Alors, pourquoi "Black Widow" n'est-il pas plus référencé et reconnu ?

Il y a une explication qui tient en un mot : "Gravitar". En réalité, "Black Widow" est un kit de conversion de "Gravitar" - ce procédé était alors courant dans la gestion d'une salle d'arcade : au lieu d'acquérir une nouvelle borne, on pouvait acheter à prix réduit de quoi transformer un jeu en un autre. Comme "Gravitar" avait rencontré un accueil décevant, Atari a donc proposé aux gérants de salles d'en faire des bornes "Black Widow" - mêmes les bornes "Black Widow" issues des usines d'Atari étaient bien souvent des bornes "Gravitar" invendues et converties.

La nature des bornes d'arcade "Black Widow" est très bien expliquée et illustrée dans cette vidéo de TNT Amusements, entreprise de vente et restauration de bornes d'arcade située à Southampton en Pennsylvanie (USA), dont je vous recommande l'excellente chaîne YouTube avec insistance - c'est un trésor lorsqu'on s'intéresse aux machines d'arcade (flippers compris) :


Cette situation où "Black Widow" a en quelque sorte pris la place de "Gravitar" a, sur le long terme, plutôt nui à la réputation et à la disponibilité du jeu. Avec le temps, "Gravitar" a été reconnu comme un grand classique qui a créé un genre, le jeu de tir où l'on doit composer avec la gravité et l'inertie ("Thrust" sur Commodore 64, "Solar Jetman" sur NES, "Zarathrusta" sur Amiga, etc.) ; et dans l'objectif de réhabiliter le jeu, on a voulu voir dans "Black Widow" un simple produit commercial et cynique ("Robotron : 2084" que l'on aurait rhabillé avec le thème des arthropodes de "Centipede") afin de valoriser "Gravitar" par comparaison...
En parallèle de ce narratif très partial se pose la question matérielle : comme une grande quantité de bornes "Black Widow" sont originellement des bornes "Gravitar", elles peuvent être restaurées en bornes "Gravitar" ; opération que beaucoup de propriétaires ont effectuée, raréfiant les bornes "Black Widow" et participant à l'effacement du jeu.

Ainsi, "Black Widow" est bizarrement méconnu alors qu'il a eu plus de succès que "Gravitar", et qu'il est à mon humble avis un bien meilleur jeu : on pourrait en effet contre-argumenter face aux partisans de "Gravitar" et détracteurs de "Black Widow" qu'après tout, "Gravitar" est un simple croisement entre "Lunar Lander" et "Asteroids", avec une difficulté brutale et décourageante, un gameplay plutôt lent et frustrant, et une action assez triste et monotone... tout le contraire de "Black Widow" !

De l'importance de la boustifaille chez les arthropodes

Si l'on a déjà joué à d'autres twin stick shooters, on se sent assez vite à l'aise dans "Black Widow". On y dirige une araignée sur sa toile qui, au lieu de capturer les insectes, se fait envahir dans son espace vital par ceux-ci, nullement entravés et très hostiles. Pour se défendre, notre araignée peut projeter de petites boules de toile dans huit directions et ainsi tuer les envahisseurs - on déplace l'araignée avec le stick gauche de la borne, on attaque avec le stick droit, il n'y a pas de bouton, tout est très simple.

Travail demandé:
• a. Répondez à ces questions sur la page consacrée à « Black Widow » :
(i) De quel jeu « Black Widow » est-il un kit de conversion ?
(ii) Dans quelle ville se trouve l'entreprise TNT Amusements ?
(iii) Quel stick de la borne sert à déplacer l'araignée, et lequel sert à attaquer ?
• b. Résumez la page en deux phrases.
Les items qui suivent n'ont aucun lien avec la page.

Matériel fourni:

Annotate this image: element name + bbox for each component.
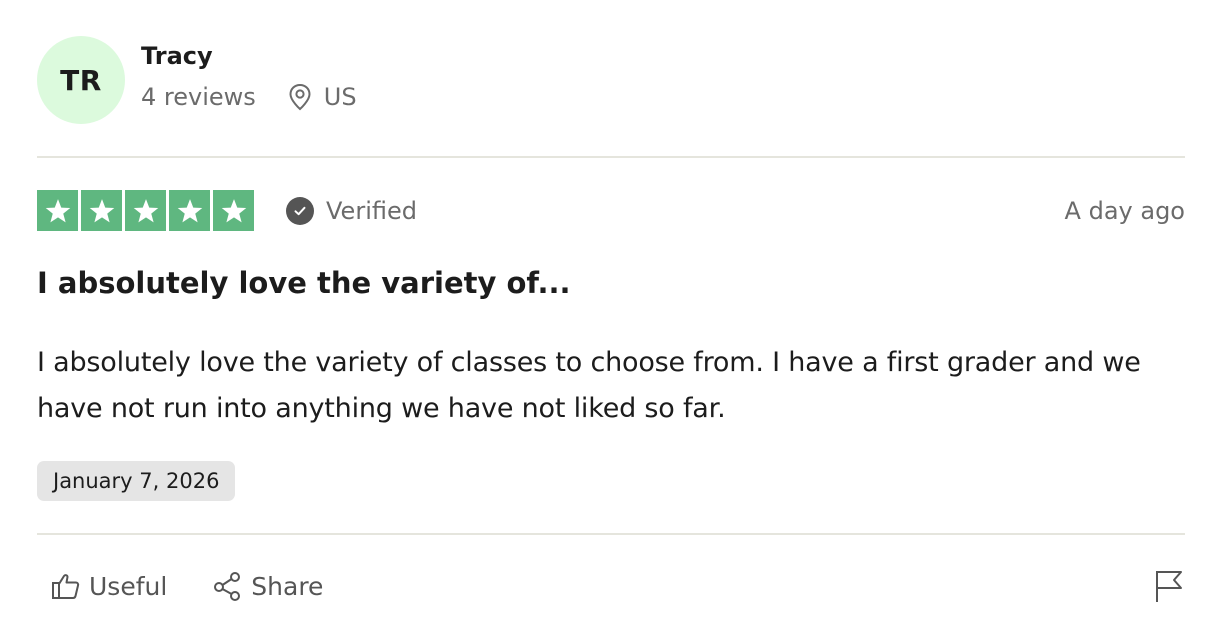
check-circle-icon (286, 196, 314, 225)
reviewer-info: Tracy 4 reviews US (141, 40, 357, 112)
rating-row: Verified A day ago (37, 190, 1185, 231)
reviewer-name[interactable]: Tracy (141, 40, 357, 72)
reviews-count: 4 reviews (141, 83, 256, 111)
date-of-experience: January 7, 2026 (37, 461, 236, 501)
verified-label: Verified (326, 196, 417, 225)
star-rating (37, 190, 254, 231)
thumbs-up-icon (52, 574, 80, 599)
share-icon (214, 572, 241, 601)
report-button[interactable] (1153, 568, 1185, 604)
reviewer-meta: 4 reviews US (141, 82, 357, 112)
reviewer-location: US (288, 82, 357, 112)
share-label: Share (251, 571, 324, 601)
star-icon (125, 190, 166, 231)
review-actions: Useful Share (51, 566, 323, 606)
footer-divider (37, 533, 1185, 535)
star-icon (169, 190, 210, 231)
star-icon (81, 190, 122, 231)
location-label: US (323, 83, 357, 111)
share-button[interactable]: Share (213, 571, 323, 601)
verified-badge[interactable]: Verified (286, 196, 417, 225)
review-time-ago: A day ago (1064, 196, 1185, 225)
location-pin-icon (289, 83, 311, 111)
star-icon (213, 190, 254, 231)
flag-icon (1156, 571, 1182, 602)
useful-button[interactable]: Useful (51, 571, 167, 601)
avatar[interactable]: TR (37, 36, 125, 124)
review-card: TR Tracy 4 reviews US Verified A day ago… (37, 0, 1185, 636)
header-divider (37, 156, 1185, 158)
star-icon (37, 190, 78, 231)
useful-label: Useful (89, 571, 168, 601)
reviewer-header: TR Tracy 4 reviews US (37, 36, 357, 124)
review-body: I absolutely love the variety of classes… (37, 347, 1141, 424)
review-title[interactable]: I absolutely love the variety of... (37, 266, 571, 300)
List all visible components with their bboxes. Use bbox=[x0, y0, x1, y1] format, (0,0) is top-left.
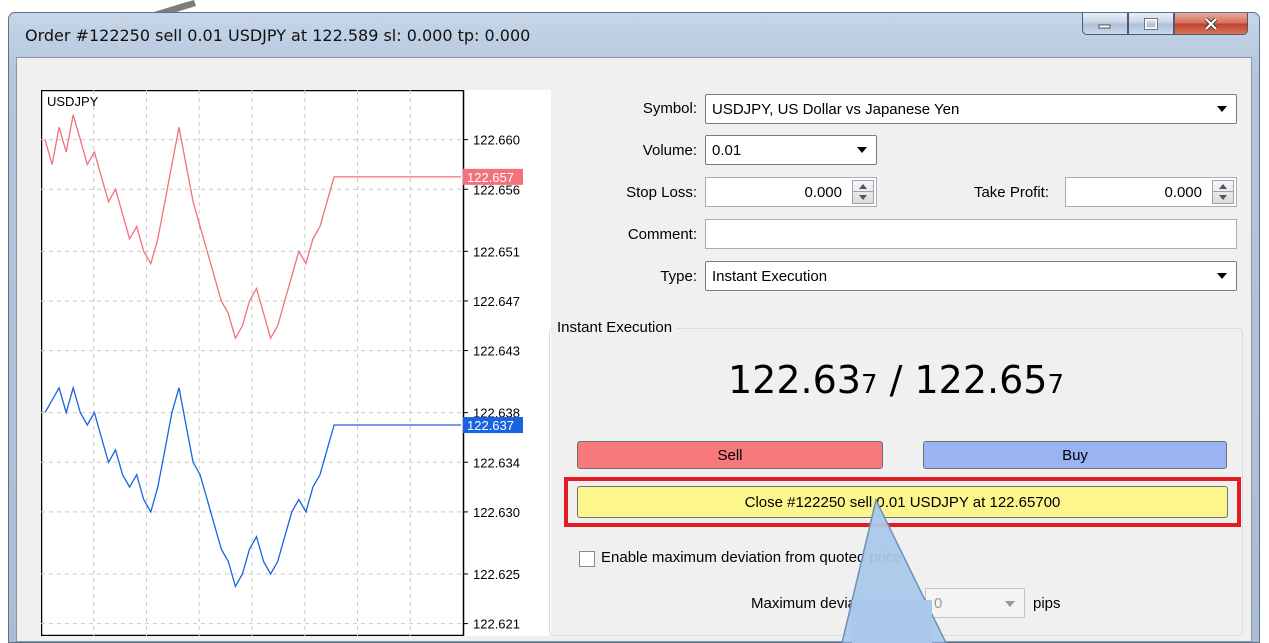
type-label: Type: bbox=[660, 268, 697, 285]
minimize-button[interactable] bbox=[1082, 13, 1128, 35]
y-tick-label: 122.643 bbox=[473, 344, 520, 359]
maximize-icon bbox=[1144, 17, 1158, 30]
y-tick-label: 122.630 bbox=[473, 505, 520, 520]
current-price-label-bid: 122.637 bbox=[467, 418, 514, 433]
instant-execution-legend: Instant Execution bbox=[553, 319, 677, 336]
stop-loss-label: Stop Loss: bbox=[626, 184, 697, 201]
max-deviation-select[interactable]: 0 bbox=[925, 588, 1025, 618]
spin-up-icon bbox=[1219, 184, 1227, 189]
take-profit-label: Take Profit: bbox=[973, 184, 1049, 201]
symbol-value: USDJPY, US Dollar vs Japanese Yen bbox=[712, 100, 960, 118]
current-price-label-ask: 122.657 bbox=[467, 170, 514, 185]
price-quote: 122.637 / 122.657 bbox=[549, 358, 1243, 402]
max-deviation-checkbox-label[interactable]: Enable maximum deviation from quoted pri… bbox=[601, 549, 902, 566]
close-window-button[interactable] bbox=[1174, 13, 1248, 35]
price-chart: 122.660122.656122.651122.647122.643122.6… bbox=[41, 90, 551, 636]
y-tick-label: 122.660 bbox=[473, 133, 520, 148]
chevron-down-icon bbox=[1217, 106, 1227, 112]
maximize-button[interactable] bbox=[1128, 13, 1174, 35]
stop-loss-value: 0.000 bbox=[804, 183, 842, 201]
ask-price: 122.657 bbox=[914, 358, 1064, 402]
spin-down-icon bbox=[859, 195, 867, 200]
window-controls bbox=[1082, 13, 1248, 35]
max-deviation-checkbox[interactable] bbox=[579, 551, 595, 567]
spin-down-icon bbox=[1219, 195, 1227, 200]
symbol-label: Symbol: bbox=[642, 100, 697, 117]
y-tick-label: 122.634 bbox=[473, 455, 520, 470]
minimize-icon bbox=[1098, 24, 1111, 28]
chevron-down-icon bbox=[857, 147, 867, 153]
y-tick-label: 122.625 bbox=[473, 567, 520, 582]
y-tick-label: 122.651 bbox=[473, 244, 520, 259]
volume-select[interactable]: 0.01 bbox=[705, 135, 877, 165]
y-tick-label: 122.621 bbox=[473, 617, 520, 632]
max-deviation-value: 0 bbox=[934, 594, 943, 612]
pips-label: pips bbox=[1033, 595, 1061, 612]
stop-loss-input[interactable]: 0.000 bbox=[705, 177, 877, 207]
order-type-value: Instant Execution bbox=[712, 267, 828, 285]
order-type-select[interactable]: Instant Execution bbox=[705, 261, 1237, 291]
window-client-area: 122.660 122.656 122.651 122.647 122.643 122.6… bbox=[16, 57, 1252, 642]
take-profit-spinner[interactable] bbox=[1212, 180, 1234, 204]
max-deviation-label: Maximum deviation: bbox=[751, 595, 885, 612]
quote-separator: / bbox=[877, 358, 915, 402]
chart-symbol-title: USDJPY bbox=[47, 94, 99, 109]
chevron-down-icon bbox=[1217, 273, 1227, 279]
comment-label: Comment: bbox=[627, 226, 697, 243]
close-icon bbox=[1204, 17, 1218, 30]
take-profit-value: 0.000 bbox=[1164, 183, 1202, 201]
stop-loss-spinner[interactable] bbox=[852, 180, 874, 204]
take-profit-input[interactable]: 0.000 bbox=[1065, 177, 1237, 207]
chevron-down-icon bbox=[1005, 601, 1015, 607]
highlight-box bbox=[564, 477, 1241, 527]
bid-price: 122.637 bbox=[728, 358, 878, 402]
comment-input[interactable] bbox=[705, 219, 1237, 249]
order-window: Order #122250 sell 0.01 USDJPY at 122.58… bbox=[8, 12, 1260, 643]
spin-up-icon bbox=[859, 184, 867, 189]
volume-value: 0.01 bbox=[712, 141, 742, 159]
symbol-select[interactable]: USDJPY, US Dollar vs Japanese Yen bbox=[705, 94, 1237, 124]
sell-button[interactable]: Sell bbox=[577, 441, 883, 469]
volume-label: Volume: bbox=[642, 142, 697, 159]
buy-button[interactable]: Buy bbox=[923, 441, 1227, 469]
title-bar[interactable]: Order #122250 sell 0.01 USDJPY at 122.58… bbox=[9, 13, 1259, 57]
window-title: Order #122250 sell 0.01 USDJPY at 122.58… bbox=[25, 26, 531, 45]
y-tick-label: 122.647 bbox=[473, 294, 520, 309]
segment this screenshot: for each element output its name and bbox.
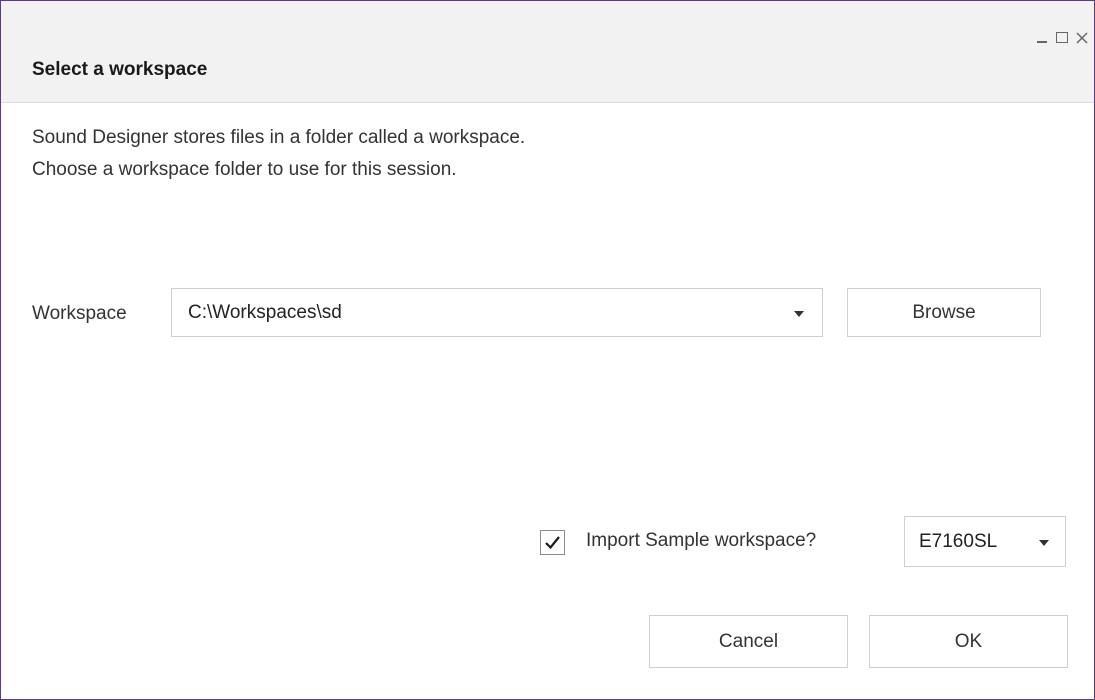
maximize-icon[interactable] [1054,29,1070,45]
dialog-description-line-1: Sound Designer stores files in a folder … [32,127,526,148]
browse-button[interactable]: Browse [847,288,1041,337]
chevron-down-icon [1039,540,1049,546]
ok-button[interactable]: OK [869,615,1068,668]
workspace-dropdown-value: C:\Workspaces\sd [188,302,342,323]
sample-workspace-dropdown-value: E7160SL [919,531,998,552]
workspace-label: Workspace [32,303,127,324]
minimize-icon[interactable] [1034,29,1050,45]
workspace-dropdown[interactable]: C:\Workspaces\sd [171,288,823,337]
checkmark-icon [545,536,560,550]
workspace-dialog: Select a workspace Sound Designer stores… [0,0,1095,700]
import-sample-checkbox[interactable] [540,530,565,555]
import-sample-label: Import Sample workspace? [586,530,817,551]
cancel-button[interactable]: Cancel [649,615,848,668]
close-icon[interactable] [1074,29,1090,45]
dialog-description-line-2: Choose a workspace folder to use for thi… [32,159,457,180]
header-divider [1,102,1094,103]
window-controls [1034,29,1090,45]
chevron-down-icon [794,311,804,317]
dialog-title: Select a workspace [32,59,208,80]
dialog-header [1,1,1094,102]
sample-workspace-dropdown[interactable]: E7160SL [904,516,1066,567]
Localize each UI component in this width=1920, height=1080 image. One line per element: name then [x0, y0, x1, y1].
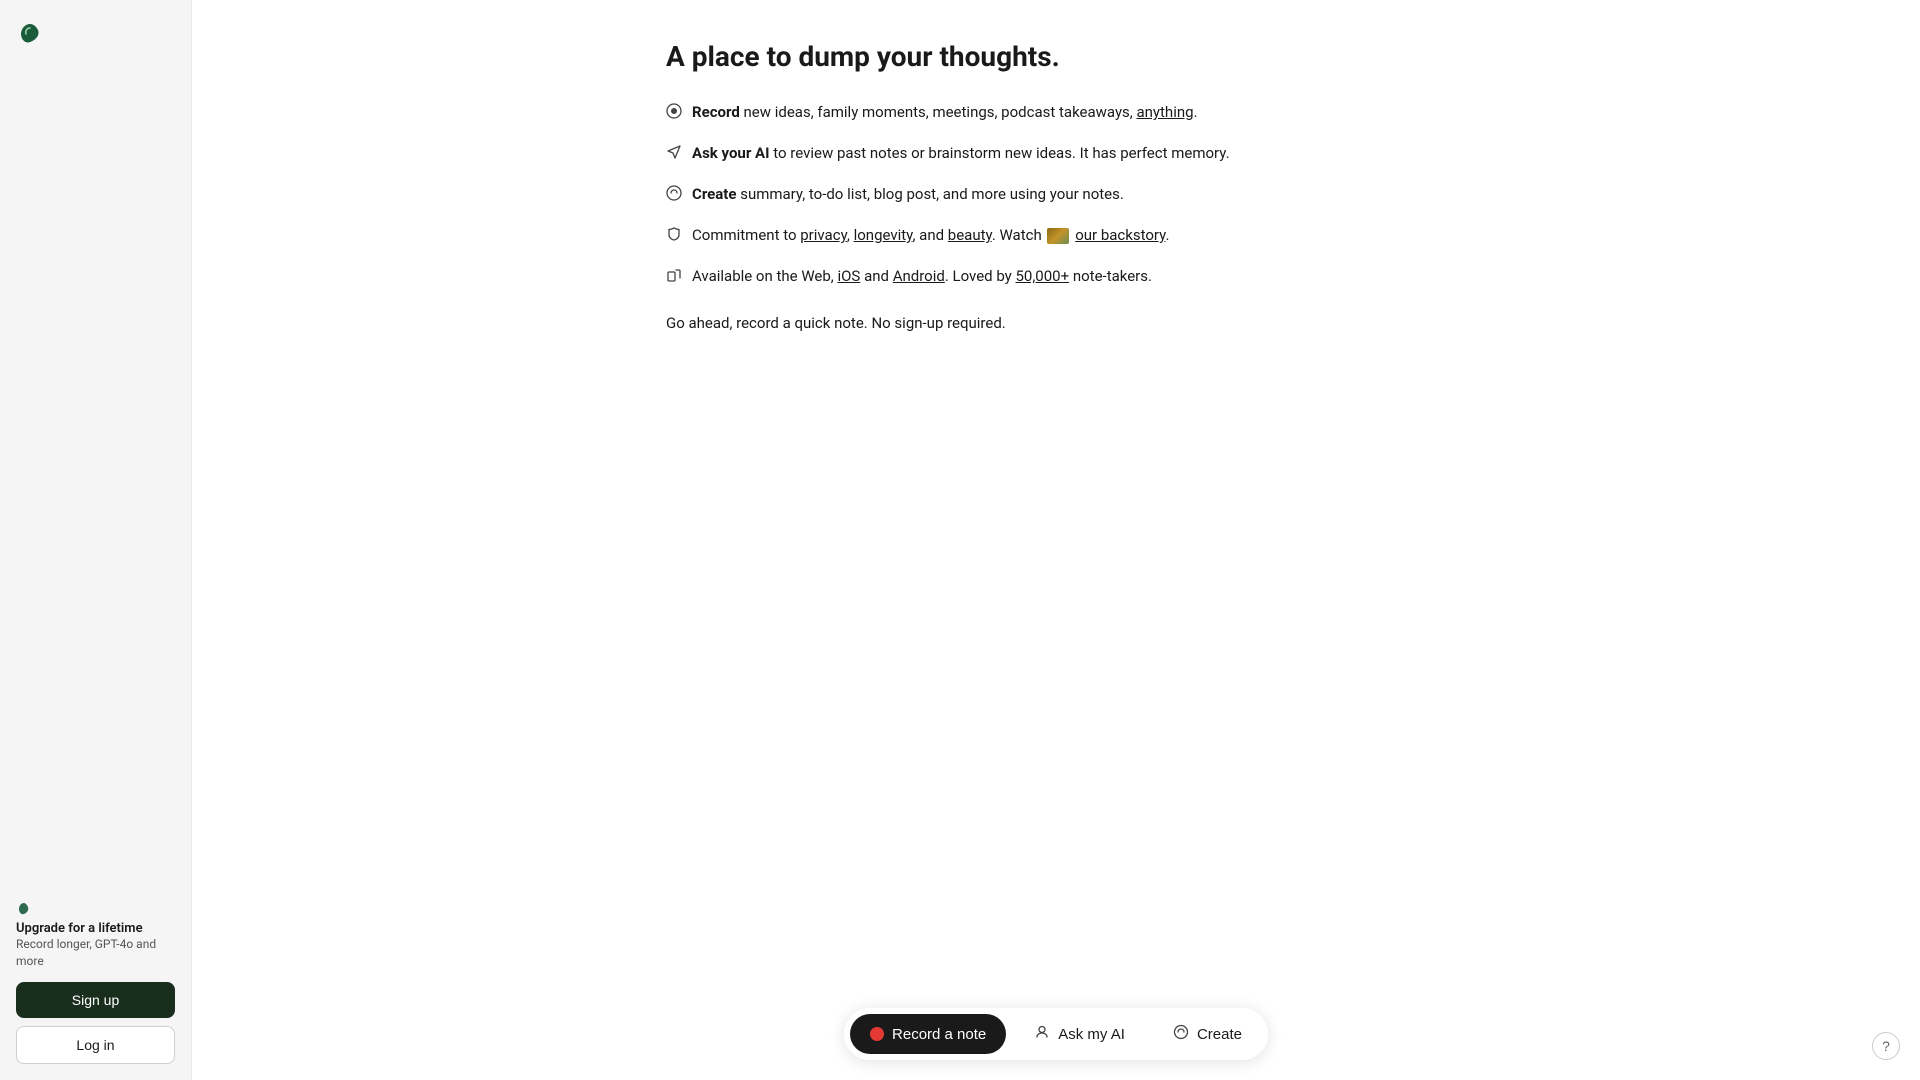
create-button[interactable]: Create: [1153, 1014, 1262, 1054]
feature-create: Create summary, to-do list, blog post, a…: [666, 183, 1446, 208]
create-button-icon: [1173, 1024, 1189, 1044]
create-button-label: Create: [1197, 1026, 1242, 1043]
anything-link[interactable]: anything: [1136, 103, 1193, 121]
help-button[interactable]: ?: [1872, 1032, 1900, 1060]
feature-ask-ai-text: Ask your AI to review past notes or brai…: [692, 142, 1230, 165]
create-icon: [666, 184, 682, 208]
upgrade-logo-icon: [16, 901, 32, 917]
send-icon: [666, 143, 682, 167]
ask-ai-button[interactable]: Ask my AI: [1014, 1014, 1145, 1054]
feature-list: Record new ideas, family moments, meetin…: [666, 101, 1446, 290]
feature-create-text: Create summary, to-do list, blog post, a…: [692, 183, 1124, 206]
upgrade-title: Upgrade for a lifetime: [16, 921, 175, 936]
ask-ai-icon: [1034, 1024, 1050, 1044]
backstory-thumbnail: [1047, 228, 1069, 244]
users-count-link[interactable]: 50,000+: [1016, 267, 1070, 285]
login-button[interactable]: Log in: [16, 1026, 175, 1064]
beauty-link[interactable]: beauty: [948, 226, 992, 244]
feature-privacy-text: Commitment to privacy, longevity, and be…: [692, 224, 1169, 247]
content-area: A place to dump your thoughts. Record ne…: [606, 0, 1506, 1080]
sidebar-bottom: Upgrade for a lifetime Record longer, GP…: [0, 885, 191, 1080]
privacy-link[interactable]: privacy: [800, 226, 847, 244]
main-content: A place to dump your thoughts. Record ne…: [192, 0, 1920, 1080]
feature-privacy: Commitment to privacy, longevity, and be…: [666, 224, 1446, 249]
privacy-icon: [666, 225, 682, 249]
record-circle-icon: [666, 102, 682, 126]
signup-button[interactable]: Sign up: [16, 982, 175, 1018]
backstory-link[interactable]: our backstory: [1075, 226, 1165, 244]
longevity-link[interactable]: longevity: [854, 226, 913, 244]
upgrade-icon-row: [16, 901, 175, 917]
record-dot-icon: [870, 1027, 884, 1041]
android-link[interactable]: Android: [893, 267, 945, 285]
bottom-actions-container: Record a note Ask my AI: [844, 1008, 1268, 1060]
feature-ask-ai: Ask your AI to review past notes or brai…: [666, 142, 1446, 167]
feature-record-text: Record new ideas, family moments, meetin…: [692, 101, 1198, 124]
upgrade-description: Record longer, GPT-4o and more: [16, 936, 175, 970]
record-note-label: Record a note: [892, 1026, 986, 1043]
feature-platforms-text: Available on the Web, iOS and Android. L…: [692, 265, 1152, 288]
platforms-icon: [666, 266, 682, 290]
ios-link[interactable]: iOS: [837, 267, 860, 285]
app-logo-icon: [16, 20, 44, 48]
feature-record: Record new ideas, family moments, meetin…: [666, 101, 1446, 126]
sidebar: Upgrade for a lifetime Record longer, GP…: [0, 0, 192, 1080]
feature-platforms: Available on the Web, iOS and Android. L…: [666, 265, 1446, 290]
upgrade-card: Upgrade for a lifetime Record longer, GP…: [16, 901, 175, 970]
help-icon: ?: [1882, 1038, 1890, 1054]
record-note-button[interactable]: Record a note: [850, 1014, 1006, 1054]
ask-ai-label: Ask my AI: [1058, 1026, 1125, 1043]
logo-container: [0, 0, 191, 72]
tagline: Go ahead, record a quick note. No sign-u…: [666, 314, 1446, 332]
page-title: A place to dump your thoughts.: [666, 40, 1446, 73]
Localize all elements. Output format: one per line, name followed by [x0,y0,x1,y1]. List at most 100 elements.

Les réponses:
• a.
(i) De « Gravitar ».
(ii) À Southampton, en Pennsylvanie (USA).
(iii) Le stick gauche déplace l'araignée, le stick droit sert à attaquer.

• b. « Black Widow » est un kit de conversion de « Gravitar », qu'Atari a proposé aux gérants de salles après l'accueil décevant de ce jeu, et beaucoup de ses bornes ont depuis été restaurées en bornes « Gravitar », ce qui a raréfié le jeu. Bien qu'il ait eu plus de succès que « Gravitar », il reste méconnu ; on y dirige une araignée qui projette des boules de toile dans huit directions contre des insectes envahisseurs.